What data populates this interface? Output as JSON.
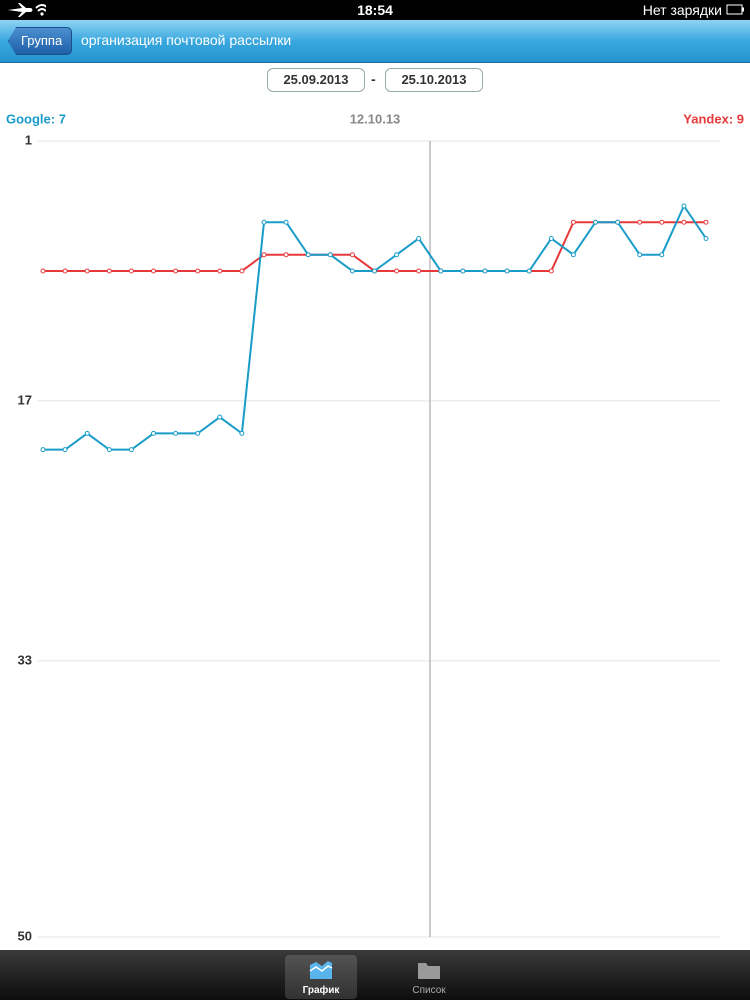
{
  "status_bar": {
    "time": "18:54",
    "battery": "Нет зарядки"
  },
  "nav_bar": {
    "back": "Группа",
    "title": "организация почтовой рассылки"
  },
  "date_range": {
    "from": "25.09.2013",
    "separator": "-",
    "to": "25.10.2013"
  },
  "chart_data": {
    "type": "line",
    "cursor_label": "12.10.13",
    "categories": [
      null,
      null,
      null,
      null,
      null,
      null,
      null,
      null,
      null,
      null,
      null,
      null,
      null,
      null,
      null,
      null,
      null,
      null,
      null,
      null,
      null,
      null,
      null,
      null,
      null,
      null,
      null,
      null,
      null,
      null,
      null
    ],
    "series": [
      {
        "name": "Google: 7",
        "color": "#1a9cc9",
        "values": [
          20,
          20,
          19,
          20,
          20,
          19,
          19,
          19,
          18,
          19,
          6,
          6,
          8,
          8,
          9,
          9,
          8,
          7,
          9,
          9,
          9,
          9,
          9,
          7,
          8,
          6,
          6,
          8,
          8,
          5,
          7
        ]
      },
      {
        "name": "Yandex: 9",
        "color": "#e8393a",
        "values": [
          9,
          9,
          9,
          9,
          9,
          9,
          9,
          9,
          9,
          9,
          8,
          8,
          8,
          8,
          8,
          9,
          9,
          9,
          9,
          9,
          9,
          9,
          9,
          9,
          6,
          6,
          6,
          6,
          6,
          6,
          6
        ]
      }
    ],
    "ylim": [
      50,
      1
    ],
    "yticks": [
      1,
      17,
      33,
      50
    ],
    "grid": true
  },
  "tab_bar": {
    "tabs": [
      {
        "label": "График",
        "selected": true
      },
      {
        "label": "Список",
        "selected": false
      }
    ]
  }
}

#### TASK REQUIREMENTS
Print the records word for word and exclude any picture they hold.

#### RESPONSE
What data populates this interface? Output as JSON.
{
  "status_bar": {
    "time": "18:54",
    "battery": "Нет зарядки"
  },
  "nav_bar": {
    "back": "Группа",
    "title": "организация почтовой рассылки"
  },
  "date_range": {
    "from": "25.09.2013",
    "separator": "-",
    "to": "25.10.2013"
  },
  "chart_data": {
    "type": "line",
    "cursor_label": "12.10.13",
    "categories": [
      null,
      null,
      null,
      null,
      null,
      null,
      null,
      null,
      null,
      null,
      null,
      null,
      null,
      null,
      null,
      null,
      null,
      null,
      null,
      null,
      null,
      null,
      null,
      null,
      null,
      null,
      null,
      null,
      null,
      null,
      null
    ],
    "series": [
      {
        "name": "Google: 7",
        "color": "#1a9cc9",
        "values": [
          20,
          20,
          19,
          20,
          20,
          19,
          19,
          19,
          18,
          19,
          6,
          6,
          8,
          8,
          9,
          9,
          8,
          7,
          9,
          9,
          9,
          9,
          9,
          7,
          8,
          6,
          6,
          8,
          8,
          5,
          7
        ]
      },
      {
        "name": "Yandex: 9",
        "color": "#e8393a",
        "values": [
          9,
          9,
          9,
          9,
          9,
          9,
          9,
          9,
          9,
          9,
          8,
          8,
          8,
          8,
          8,
          9,
          9,
          9,
          9,
          9,
          9,
          9,
          9,
          9,
          6,
          6,
          6,
          6,
          6,
          6,
          6
        ]
      }
    ],
    "ylim": [
      50,
      1
    ],
    "yticks": [
      1,
      17,
      33,
      50
    ],
    "grid": true
  },
  "tab_bar": {
    "tabs": [
      {
        "label": "График",
        "selected": true
      },
      {
        "label": "Список",
        "selected": false
      }
    ]
  }
}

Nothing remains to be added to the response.